Brief >>
Retype the records below exactly as they appear, but leave out any pictures.

Input material >>
----
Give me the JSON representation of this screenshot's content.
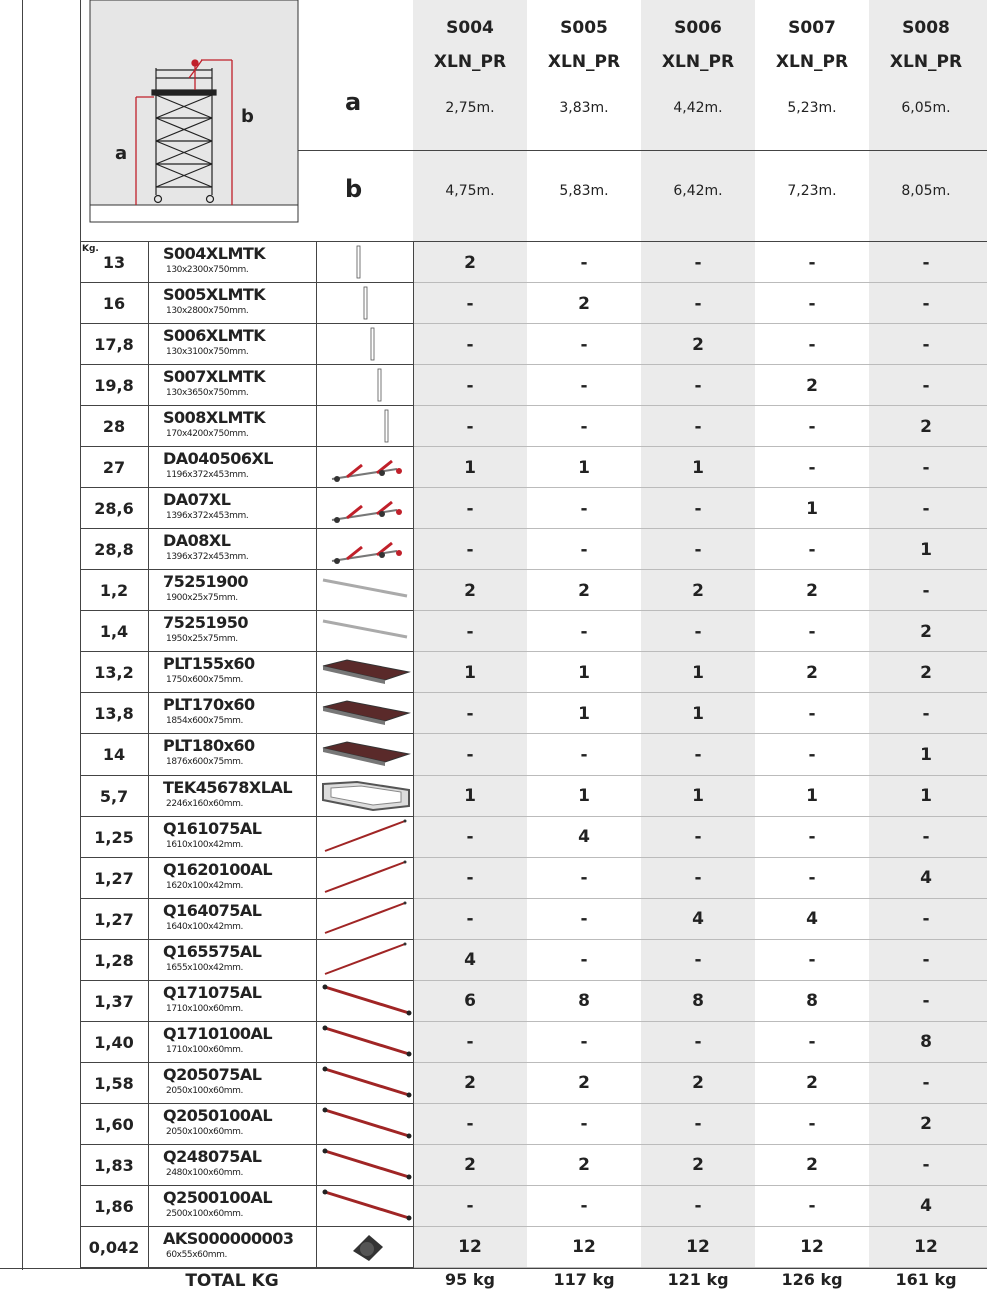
{
  "header": {
    "a_label": "a",
    "b_label": "b",
    "diagram_a": "a",
    "diagram_b": "b",
    "models": [
      {
        "line1": "S004",
        "line2": "XLN_PR",
        "a": "2,75m.",
        "b": "4,75m."
      },
      {
        "line1": "S005",
        "line2": "XLN_PR",
        "a": "3,83m.",
        "b": "5,83m."
      },
      {
        "line1": "S006",
        "line2": "XLN_PR",
        "a": "4,42m.",
        "b": "6,42m."
      },
      {
        "line1": "S007",
        "line2": "XLN_PR",
        "a": "5,23m.",
        "b": "7,23m."
      },
      {
        "line1": "S008",
        "line2": "XLN_PR",
        "a": "6,05m.",
        "b": "8,05m."
      }
    ]
  },
  "kg_label": "Kg.",
  "rows": [
    {
      "kg": "13",
      "code": "S004XLMTK",
      "dims": "130x2300x750mm.",
      "q": [
        "2",
        "-",
        "-",
        "-",
        "-"
      ]
    },
    {
      "kg": "16",
      "code": "S005XLMTK",
      "dims": "130x2800x750mm.",
      "q": [
        "-",
        "2",
        "-",
        "-",
        "-"
      ]
    },
    {
      "kg": "17,8",
      "code": "S006XLMTK",
      "dims": "130x3100x750mm.",
      "q": [
        "-",
        "-",
        "2",
        "-",
        "-"
      ]
    },
    {
      "kg": "19,8",
      "code": "S007XLMTK",
      "dims": "130x3650x750mm.",
      "q": [
        "-",
        "-",
        "-",
        "2",
        "-"
      ]
    },
    {
      "kg": "28",
      "code": "S008XLMTK",
      "dims": "170x4200x750mm.",
      "q": [
        "-",
        "-",
        "-",
        "-",
        "2"
      ]
    },
    {
      "kg": "27",
      "code": "DA040506XL",
      "dims": "1196x372x453mm.",
      "q": [
        "1",
        "1",
        "1",
        "-",
        "-"
      ]
    },
    {
      "kg": "28,6",
      "code": "DA07XL",
      "dims": "1396x372x453mm.",
      "q": [
        "-",
        "-",
        "-",
        "1",
        "-"
      ]
    },
    {
      "kg": "28,8",
      "code": "DA08XL",
      "dims": "1396x372x453mm.",
      "q": [
        "-",
        "-",
        "-",
        "-",
        "1"
      ]
    },
    {
      "kg": "1,2",
      "code": "75251900",
      "dims": "1900x25x75mm.",
      "q": [
        "2",
        "2",
        "2",
        "2",
        "-"
      ]
    },
    {
      "kg": "1,4",
      "code": "75251950",
      "dims": "1950x25x75mm.",
      "q": [
        "-",
        "-",
        "-",
        "-",
        "2"
      ]
    },
    {
      "kg": "13,2",
      "code": "PLT155x60",
      "dims": "1750x600x75mm.",
      "q": [
        "1",
        "1",
        "1",
        "2",
        "2"
      ]
    },
    {
      "kg": "13,8",
      "code": "PLT170x60",
      "dims": "1854x600x75mm.",
      "q": [
        "-",
        "1",
        "1",
        "-",
        "-"
      ]
    },
    {
      "kg": "14",
      "code": "PLT180x60",
      "dims": "1876x600x75mm.",
      "q": [
        "-",
        "-",
        "-",
        "-",
        "1"
      ]
    },
    {
      "kg": "5,7",
      "code": "TEK45678XLAL",
      "dims": "2246x160x60mm.",
      "q": [
        "1",
        "1",
        "1",
        "1",
        "1"
      ]
    },
    {
      "kg": "1,25",
      "code": "Q161075AL",
      "dims": "1610x100x42mm.",
      "q": [
        "-",
        "4",
        "-",
        "-",
        "-"
      ]
    },
    {
      "kg": "1,27",
      "code": "Q1620100AL",
      "dims": "1620x100x42mm.",
      "q": [
        "-",
        "-",
        "-",
        "-",
        "4"
      ]
    },
    {
      "kg": "1,27",
      "code": "Q164075AL",
      "dims": "1640x100x42mm.",
      "q": [
        "-",
        "-",
        "4",
        "4",
        "-"
      ]
    },
    {
      "kg": "1,28",
      "code": "Q165575AL",
      "dims": "1655x100x42mm.",
      "q": [
        "4",
        "-",
        "-",
        "-",
        "-"
      ]
    },
    {
      "kg": "1,37",
      "code": "Q171075AL",
      "dims": "1710x100x60mm.",
      "q": [
        "6",
        "8",
        "8",
        "8",
        "-"
      ]
    },
    {
      "kg": "1,40",
      "code": "Q1710100AL",
      "dims": "1710x100x60mm.",
      "q": [
        "-",
        "-",
        "-",
        "-",
        "8"
      ]
    },
    {
      "kg": "1,58",
      "code": "Q205075AL",
      "dims": "2050x100x60mm.",
      "q": [
        "2",
        "2",
        "2",
        "2",
        "-"
      ]
    },
    {
      "kg": "1,60",
      "code": "Q2050100AL",
      "dims": "2050x100x60mm.",
      "q": [
        "-",
        "-",
        "-",
        "-",
        "2"
      ]
    },
    {
      "kg": "1,83",
      "code": "Q248075AL",
      "dims": "2480x100x60mm.",
      "q": [
        "2",
        "2",
        "2",
        "2",
        "-"
      ]
    },
    {
      "kg": "1,86",
      "code": "Q2500100AL",
      "dims": "2500x100x60mm.",
      "q": [
        "-",
        "-",
        "-",
        "-",
        "4"
      ]
    },
    {
      "kg": "0,042",
      "code": "AKS000000003",
      "dims": "60x55x60mm.",
      "q": [
        "12",
        "12",
        "12",
        "12",
        "12"
      ]
    }
  ],
  "total": {
    "label": "TOTAL KG",
    "values": [
      "95 kg",
      "117 kg",
      "121 kg",
      "126 kg",
      "161 kg"
    ]
  }
}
----
Task answer >>
Give me the JSON representation of this screenshot's content.
{
  "header": {
    "a_label": "a",
    "b_label": "b",
    "diagram_a": "a",
    "diagram_b": "b",
    "models": [
      {
        "line1": "S004",
        "line2": "XLN_PR",
        "a": "2,75m.",
        "b": "4,75m."
      },
      {
        "line1": "S005",
        "line2": "XLN_PR",
        "a": "3,83m.",
        "b": "5,83m."
      },
      {
        "line1": "S006",
        "line2": "XLN_PR",
        "a": "4,42m.",
        "b": "6,42m."
      },
      {
        "line1": "S007",
        "line2": "XLN_PR",
        "a": "5,23m.",
        "b": "7,23m."
      },
      {
        "line1": "S008",
        "line2": "XLN_PR",
        "a": "6,05m.",
        "b": "8,05m."
      }
    ]
  },
  "kg_label": "Kg.",
  "rows": [
    {
      "kg": "13",
      "code": "S004XLMTK",
      "dims": "130x2300x750mm.",
      "q": [
        "2",
        "-",
        "-",
        "-",
        "-"
      ]
    },
    {
      "kg": "16",
      "code": "S005XLMTK",
      "dims": "130x2800x750mm.",
      "q": [
        "-",
        "2",
        "-",
        "-",
        "-"
      ]
    },
    {
      "kg": "17,8",
      "code": "S006XLMTK",
      "dims": "130x3100x750mm.",
      "q": [
        "-",
        "-",
        "2",
        "-",
        "-"
      ]
    },
    {
      "kg": "19,8",
      "code": "S007XLMTK",
      "dims": "130x3650x750mm.",
      "q": [
        "-",
        "-",
        "-",
        "2",
        "-"
      ]
    },
    {
      "kg": "28",
      "code": "S008XLMTK",
      "dims": "170x4200x750mm.",
      "q": [
        "-",
        "-",
        "-",
        "-",
        "2"
      ]
    },
    {
      "kg": "27",
      "code": "DA040506XL",
      "dims": "1196x372x453mm.",
      "q": [
        "1",
        "1",
        "1",
        "-",
        "-"
      ]
    },
    {
      "kg": "28,6",
      "code": "DA07XL",
      "dims": "1396x372x453mm.",
      "q": [
        "-",
        "-",
        "-",
        "1",
        "-"
      ]
    },
    {
      "kg": "28,8",
      "code": "DA08XL",
      "dims": "1396x372x453mm.",
      "q": [
        "-",
        "-",
        "-",
        "-",
        "1"
      ]
    },
    {
      "kg": "1,2",
      "code": "75251900",
      "dims": "1900x25x75mm.",
      "q": [
        "2",
        "2",
        "2",
        "2",
        "-"
      ]
    },
    {
      "kg": "1,4",
      "code": "75251950",
      "dims": "1950x25x75mm.",
      "q": [
        "-",
        "-",
        "-",
        "-",
        "2"
      ]
    },
    {
      "kg": "13,2",
      "code": "PLT155x60",
      "dims": "1750x600x75mm.",
      "q": [
        "1",
        "1",
        "1",
        "2",
        "2"
      ]
    },
    {
      "kg": "13,8",
      "code": "PLT170x60",
      "dims": "1854x600x75mm.",
      "q": [
        "-",
        "1",
        "1",
        "-",
        "-"
      ]
    },
    {
      "kg": "14",
      "code": "PLT180x60",
      "dims": "1876x600x75mm.",
      "q": [
        "-",
        "-",
        "-",
        "-",
        "1"
      ]
    },
    {
      "kg": "5,7",
      "code": "TEK45678XLAL",
      "dims": "2246x160x60mm.",
      "q": [
        "1",
        "1",
        "1",
        "1",
        "1"
      ]
    },
    {
      "kg": "1,25",
      "code": "Q161075AL",
      "dims": "1610x100x42mm.",
      "q": [
        "-",
        "4",
        "-",
        "-",
        "-"
      ]
    },
    {
      "kg": "1,27",
      "code": "Q1620100AL",
      "dims": "1620x100x42mm.",
      "q": [
        "-",
        "-",
        "-",
        "-",
        "4"
      ]
    },
    {
      "kg": "1,27",
      "code": "Q164075AL",
      "dims": "1640x100x42mm.",
      "q": [
        "-",
        "-",
        "4",
        "4",
        "-"
      ]
    },
    {
      "kg": "1,28",
      "code": "Q165575AL",
      "dims": "1655x100x42mm.",
      "q": [
        "4",
        "-",
        "-",
        "-",
        "-"
      ]
    },
    {
      "kg": "1,37",
      "code": "Q171075AL",
      "dims": "1710x100x60mm.",
      "q": [
        "6",
        "8",
        "8",
        "8",
        "-"
      ]
    },
    {
      "kg": "1,40",
      "code": "Q1710100AL",
      "dims": "1710x100x60mm.",
      "q": [
        "-",
        "-",
        "-",
        "-",
        "8"
      ]
    },
    {
      "kg": "1,58",
      "code": "Q205075AL",
      "dims": "2050x100x60mm.",
      "q": [
        "2",
        "2",
        "2",
        "2",
        "-"
      ]
    },
    {
      "kg": "1,60",
      "code": "Q2050100AL",
      "dims": "2050x100x60mm.",
      "q": [
        "-",
        "-",
        "-",
        "-",
        "2"
      ]
    },
    {
      "kg": "1,83",
      "code": "Q248075AL",
      "dims": "2480x100x60mm.",
      "q": [
        "2",
        "2",
        "2",
        "2",
        "-"
      ]
    },
    {
      "kg": "1,86",
      "code": "Q2500100AL",
      "dims": "2500x100x60mm.",
      "q": [
        "-",
        "-",
        "-",
        "-",
        "4"
      ]
    },
    {
      "kg": "0,042",
      "code": "AKS000000003",
      "dims": "60x55x60mm.",
      "q": [
        "12",
        "12",
        "12",
        "12",
        "12"
      ]
    }
  ],
  "total": {
    "label": "TOTAL KG",
    "values": [
      "95 kg",
      "117 kg",
      "121 kg",
      "126 kg",
      "161 kg"
    ]
  }
}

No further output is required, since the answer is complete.